**Görev A**
Metnin "Öğle yemeğinden sonra" ile başlayıp "de dizaynı savunacaktı." ile biten kısmını, "kafes dövüşü" yerine "boks maçı" koyarak değiştirin ve yeniden yazın.

─── Verilen Metin ───

Bir seferinde bir mimarlık
şirketiyle çalışmıştım,
şirket bir dönüm noktasındaydı.
Bir mimarlık şirketi olarak devam
edip yapı inşaatına mı odaklanmaları
yoksa yeni moda dizayn
firmasına dönüşerek
mekânlar inşa etmenin
ötesine mi geçmeleri
gerektiğine karar veremiyorlardı.
Ortada gerçek bir fikir
uyuşmazlığı vardı
ancak bunu göremiyordunuz çünkü
kimse fikrini paylaşmıyordu.
Biz de iyi bir tartışma ortamı kurduk.
Öğle yemeğinden sonra
tüm mimarlar geri geldiğinde
bir kafes dövüşü düzenledik.
Mimarlar içeri girdiler,
onlardan birini bir köşeye oturtup
yapı mimarisini savunmasını istedik,
diğer köşedeki de dizaynı savunacaktı.
Boyunlarına da birer beyaz havlu verdik,
havluları banyodan çalmıştık ama neyse,
iPadlerden birinde Rocky müziği açtık,
her birine Don King benzeri
bir menajer verdik
ki şevke gelsinler, karşı
savlara hazırlansınlar diye
ve firmanın geleceği için en iyisi
olduğunu düşündükleri argümanları
birbirleriyle yarıştırdık.
Ama kibar olma gereği hissediyorlar
ve bu yüzden ilerleyemiyorlardı.
Biz de geri kalan herkesten
iş arkadaşlarının gözü önünde
bir taraf seçmelerini istedik.
Herkesin açık açık nerede durduğunu
gösterebilmesiyle birlikte
kördüğüm çözülmüş oldu.
Yapı mimarisi kazandı.
Bu iş dünyasından bir örnekti.
Peki ya gergin geçebilecek bir
Şükran Günü örneği vermek istersek?
Fikri olan?
(Gülüşmeler)
Öncelikle amacı sorgulayalım.
Yemeği verecek olan ailenin
bu sene neye ihtiyacı var?
Eğer sağlıklı bir hararetli ortamsa
ihtiyaç duyulan,
fikir paylaşımı yerine bir geceliğine
hikâye paylaşımı denenebilir.
İçinde çatışma unsuru bulunduran
bir tema seçin örneğin
ve herkese fikirleri yerine
hayat tecrübelerinden
bir hikâye paylaşmalarını söyleyin.
O masadaki kimsenin
duymadığı bir hikâye olsun,
farklılıklar ya da aidiyetle ilgili
ya da fikirlerin değiştiği
bir döneme ait olsun
ve ortamın huzuru bozulmadan
herkes birbirinin
dünyasına girebilsin.
Daha anlamlı bir günlük toplantı organize
edebilmenin üçüncü adımı da
tek seferlik ve duruma özgün
kurallar kullanarak
geçici bir alternatif
dünya yaratmak.
Bundan birkaç yıl önce fark etmiştim
davetiyelere çeşitli kurallar eklendiğini.
Sıkıcı ya da kontrol edici
kurallar mı dersiniz?
Kesinlikle hayır.

───

**Görev B**
Kayıtlarda "Patent image size: (931, 1279)." ifadesini içeren satırdan başlayıp kayıtların sonunda biten satırları hiçbir değişiklik yapmadan yazdırın.

─── Sağlanan Kayıtlar ───

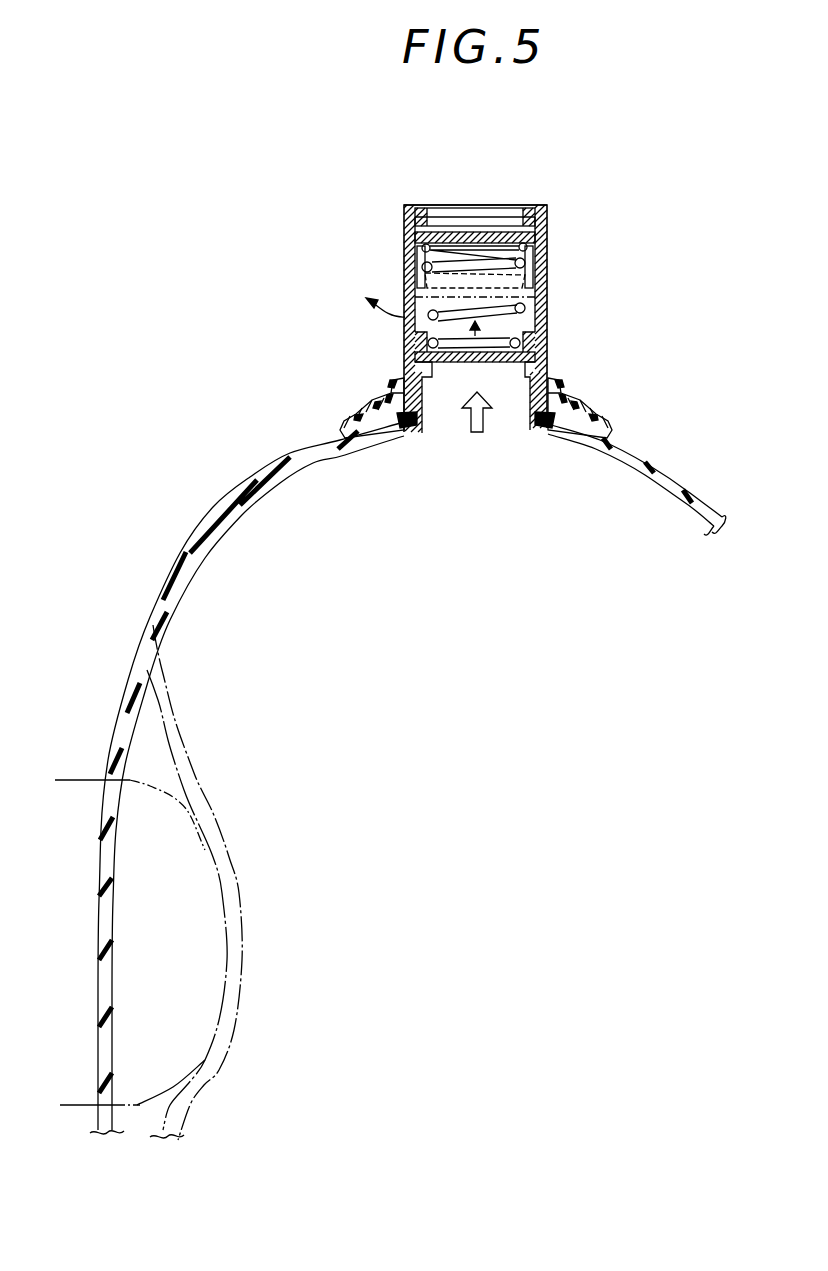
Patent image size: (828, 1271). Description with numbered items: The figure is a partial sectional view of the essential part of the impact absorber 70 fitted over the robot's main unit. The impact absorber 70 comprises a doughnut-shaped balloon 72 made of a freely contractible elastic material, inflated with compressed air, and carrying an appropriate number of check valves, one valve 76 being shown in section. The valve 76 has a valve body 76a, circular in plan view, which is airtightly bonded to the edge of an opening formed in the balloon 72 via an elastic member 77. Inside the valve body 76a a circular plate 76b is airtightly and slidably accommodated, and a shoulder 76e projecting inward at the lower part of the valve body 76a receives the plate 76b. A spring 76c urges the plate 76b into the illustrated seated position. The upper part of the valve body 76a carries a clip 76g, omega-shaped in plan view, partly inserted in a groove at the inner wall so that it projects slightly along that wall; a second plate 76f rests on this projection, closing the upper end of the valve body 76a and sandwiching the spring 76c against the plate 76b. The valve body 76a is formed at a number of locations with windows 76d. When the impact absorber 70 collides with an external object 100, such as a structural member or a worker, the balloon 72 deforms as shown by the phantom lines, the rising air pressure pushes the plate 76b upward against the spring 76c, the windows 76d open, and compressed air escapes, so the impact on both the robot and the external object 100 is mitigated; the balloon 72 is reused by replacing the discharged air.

The impact absorber 70 is at (612, 308).
The balloon 72 is at (632, 458).
The valve 76 is at (562, 200).
The valve body 76a is at (404, 253).
The plate 76b is at (487, 364).
The spring 76c is at (546, 304).
The windows 76d is at (404, 328).
The shoulder 76e is at (424, 364).
The second plate 76f is at (495, 232).
The clip 76g is at (421, 214).
The elastic member 77 is at (352, 418).
The external object 100 is at (88, 778).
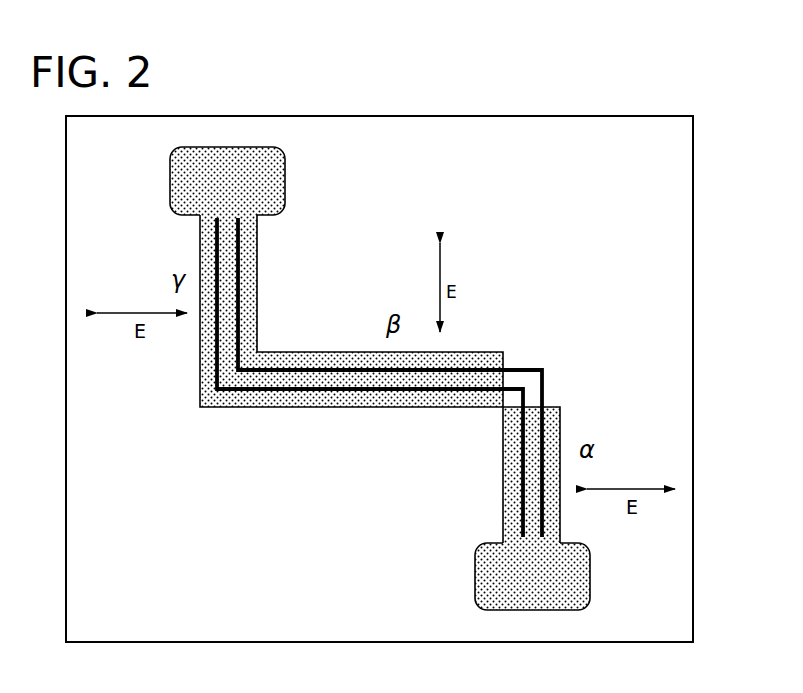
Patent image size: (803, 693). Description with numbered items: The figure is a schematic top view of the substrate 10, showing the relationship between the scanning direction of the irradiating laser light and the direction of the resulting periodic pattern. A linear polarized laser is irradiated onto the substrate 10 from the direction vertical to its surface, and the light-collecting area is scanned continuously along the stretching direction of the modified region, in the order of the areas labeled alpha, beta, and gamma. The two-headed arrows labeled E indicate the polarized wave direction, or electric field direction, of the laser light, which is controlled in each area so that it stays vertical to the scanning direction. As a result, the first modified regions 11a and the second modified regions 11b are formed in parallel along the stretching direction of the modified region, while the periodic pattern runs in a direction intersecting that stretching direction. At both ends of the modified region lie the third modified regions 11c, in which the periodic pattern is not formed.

The substrate 10 is at (660, 191).
The first modified regions 11a is at (387, 375).
The second modified regions 11b is at (288, 378).
The third modified regions 11c is at (262, 178).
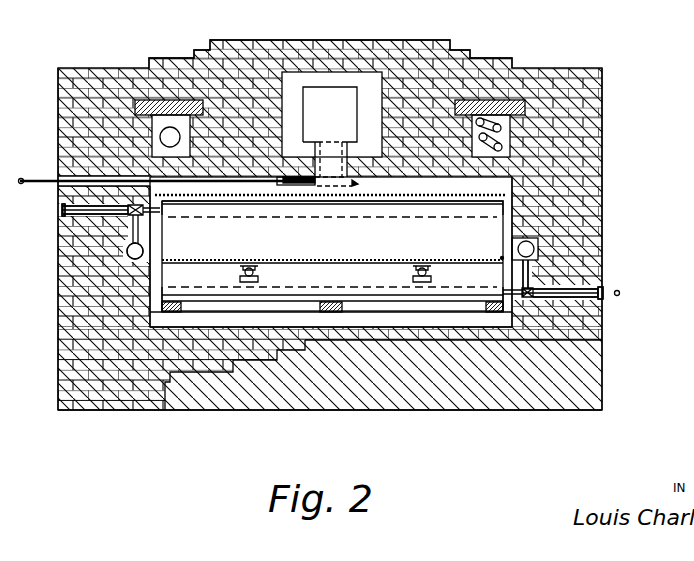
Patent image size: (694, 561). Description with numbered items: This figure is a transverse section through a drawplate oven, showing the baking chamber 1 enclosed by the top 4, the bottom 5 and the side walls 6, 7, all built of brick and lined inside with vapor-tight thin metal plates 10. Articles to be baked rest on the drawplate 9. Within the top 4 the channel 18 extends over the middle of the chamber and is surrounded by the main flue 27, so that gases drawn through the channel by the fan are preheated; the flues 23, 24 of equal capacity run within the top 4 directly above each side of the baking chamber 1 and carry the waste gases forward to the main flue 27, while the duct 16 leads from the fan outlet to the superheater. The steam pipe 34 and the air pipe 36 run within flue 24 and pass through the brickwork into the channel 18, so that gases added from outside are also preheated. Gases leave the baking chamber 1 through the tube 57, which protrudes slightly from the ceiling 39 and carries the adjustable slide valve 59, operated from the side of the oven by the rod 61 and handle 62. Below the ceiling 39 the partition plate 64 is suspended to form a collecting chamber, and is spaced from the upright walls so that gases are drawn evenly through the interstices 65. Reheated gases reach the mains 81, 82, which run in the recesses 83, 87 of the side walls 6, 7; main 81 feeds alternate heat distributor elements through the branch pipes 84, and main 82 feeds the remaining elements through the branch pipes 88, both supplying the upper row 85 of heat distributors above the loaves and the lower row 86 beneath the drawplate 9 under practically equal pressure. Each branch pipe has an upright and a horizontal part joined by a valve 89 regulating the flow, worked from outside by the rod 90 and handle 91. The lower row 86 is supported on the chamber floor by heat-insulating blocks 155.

The baking chamber 1 is at (332, 256).
The top 4 is at (255, 43).
The bottom 5 is at (342, 409).
The side wall 6 is at (58, 296).
The side wall 7 is at (603, 357).
The drawplate 9 is at (63, 207).
The plates 10 is at (512, 222).
The duct 16 is at (110, 130).
The channel 18 is at (330, 114).
The flue 23 is at (169, 108).
The flue 24 is at (525, 108).
The main flue 27 is at (332, 114).
The pipe 34 is at (487, 126).
The pipe 36 is at (510, 143).
The ceiling 39 is at (433, 180).
The tube 57 is at (333, 164).
The slide valve 59 is at (358, 184).
The rod 61 is at (75, 177).
The handle 62 is at (167, 169).
The partition plate 64 is at (402, 185).
The interstices 65 is at (164, 186).
The main 81 is at (127, 252).
The main 82 is at (501, 258).
The recess 83 is at (145, 252).
The branch pipes 84 is at (157, 215).
The upper row of heat distributors 85 is at (275, 218).
The lower row of heat distributors 86 is at (308, 291).
The recess 87 is at (518, 249).
The branch pipes 88 is at (507, 289).
The valve 89 is at (537, 288).
The rod 90 is at (62, 203).
The handle 91 is at (631, 290).
The blocks 155 is at (172, 304).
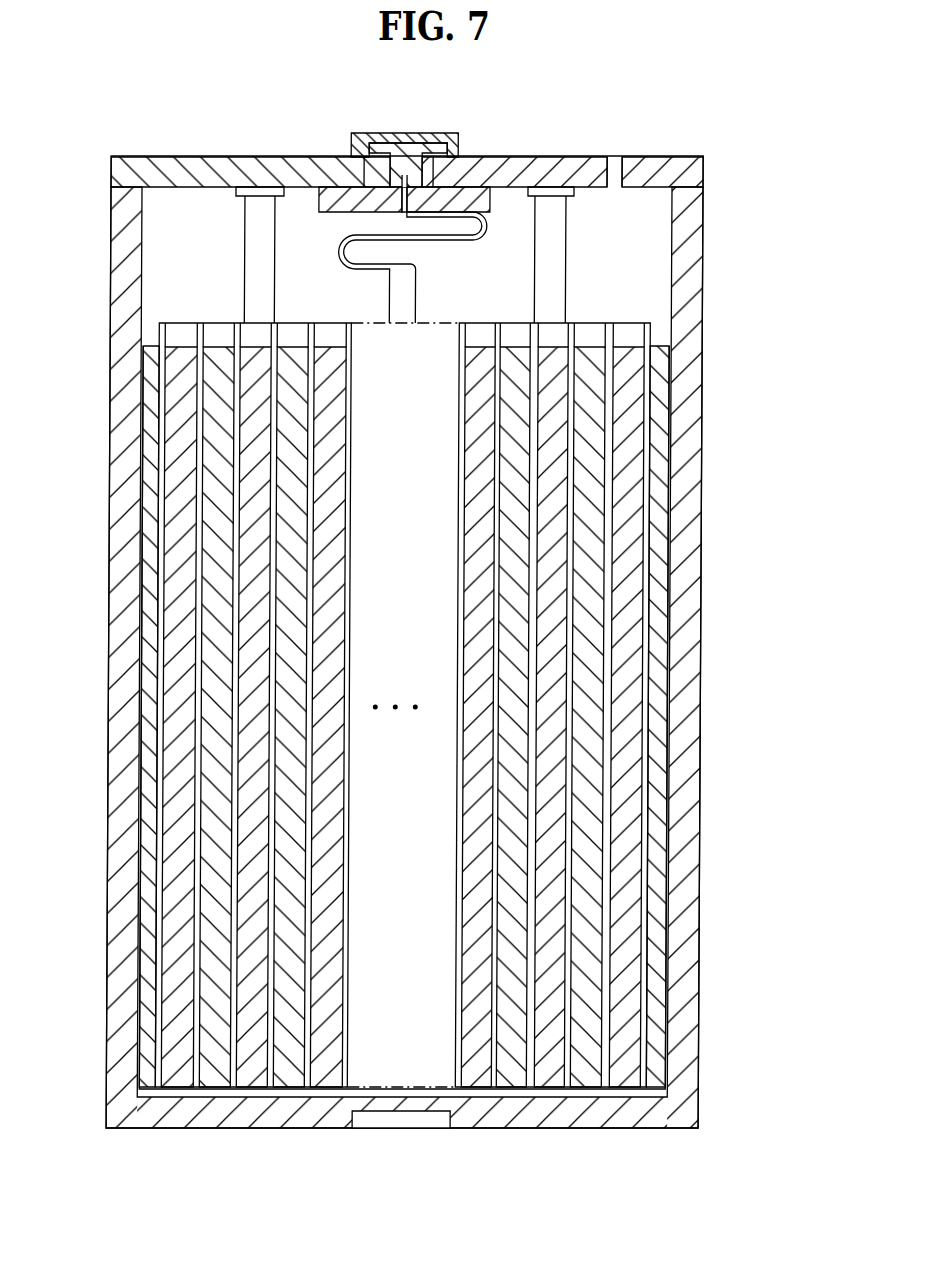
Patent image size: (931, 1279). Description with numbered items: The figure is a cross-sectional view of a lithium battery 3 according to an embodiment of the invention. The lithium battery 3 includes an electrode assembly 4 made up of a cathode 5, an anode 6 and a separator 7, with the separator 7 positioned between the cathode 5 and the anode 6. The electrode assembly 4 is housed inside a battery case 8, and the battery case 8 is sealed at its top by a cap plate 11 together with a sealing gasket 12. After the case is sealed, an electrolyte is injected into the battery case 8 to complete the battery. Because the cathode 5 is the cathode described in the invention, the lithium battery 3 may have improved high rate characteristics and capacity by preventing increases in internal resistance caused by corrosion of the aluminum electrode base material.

The lithium battery 3 is at (748, 267).
The electrode assembly 4 is at (584, 297).
The cathode 5 is at (639, 1014).
The anode 6 is at (213, 922).
The separator 7 is at (165, 1012).
The battery case 8 is at (111, 292).
The cap plate 11 is at (523, 157).
The sealing gasket 12 is at (362, 134).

───

**Yanıt A**
Öğle yemeğinden sonra
tüm mimarlar geri geldiğinde
bir boks maçı düzenledik.
Mimarlar içeri girdiler,
onlardan birini bir köşeye oturtup
yapı mimarisini savunmasını istedik,
diğer köşedeki de dizaynı savunacaktı.

**Yanıt B**
Patent image size: (931, 1279). Description with numbered items: The figure is a cross-sectional view of a lithium battery 3 according to an embodiment of the invention. The lithium battery 3 includes an electrode assembly 4 made up of a cathode 5, an anode 6 and a separator 7, with the separator 7 positioned between the cathode 5 and the anode 6. The electrode assembly 4 is housed inside a battery case 8, and the battery case 8 is sealed at its top by a cap plate 11 together with a sealing gasket 12. After the case is sealed, an electrolyte is injected into the battery case 8 to complete the battery. Because the cathode 5 is the cathode described in the invention, the lithium battery 3 may have improved high rate characteristics and capacity by preventing increases in internal resistance caused by corrosion of the aluminum electrode base material.

The lithium battery 3 is at (748, 267).
The electrode assembly 4 is at (584, 297).
The cathode 5 is at (639, 1014).
The anode 6 is at (213, 922).
The separator 7 is at (165, 1012).
The battery case 8 is at (111, 292).
The cap plate 11 is at (523, 157).
The sealing gasket 12 is at (362, 134).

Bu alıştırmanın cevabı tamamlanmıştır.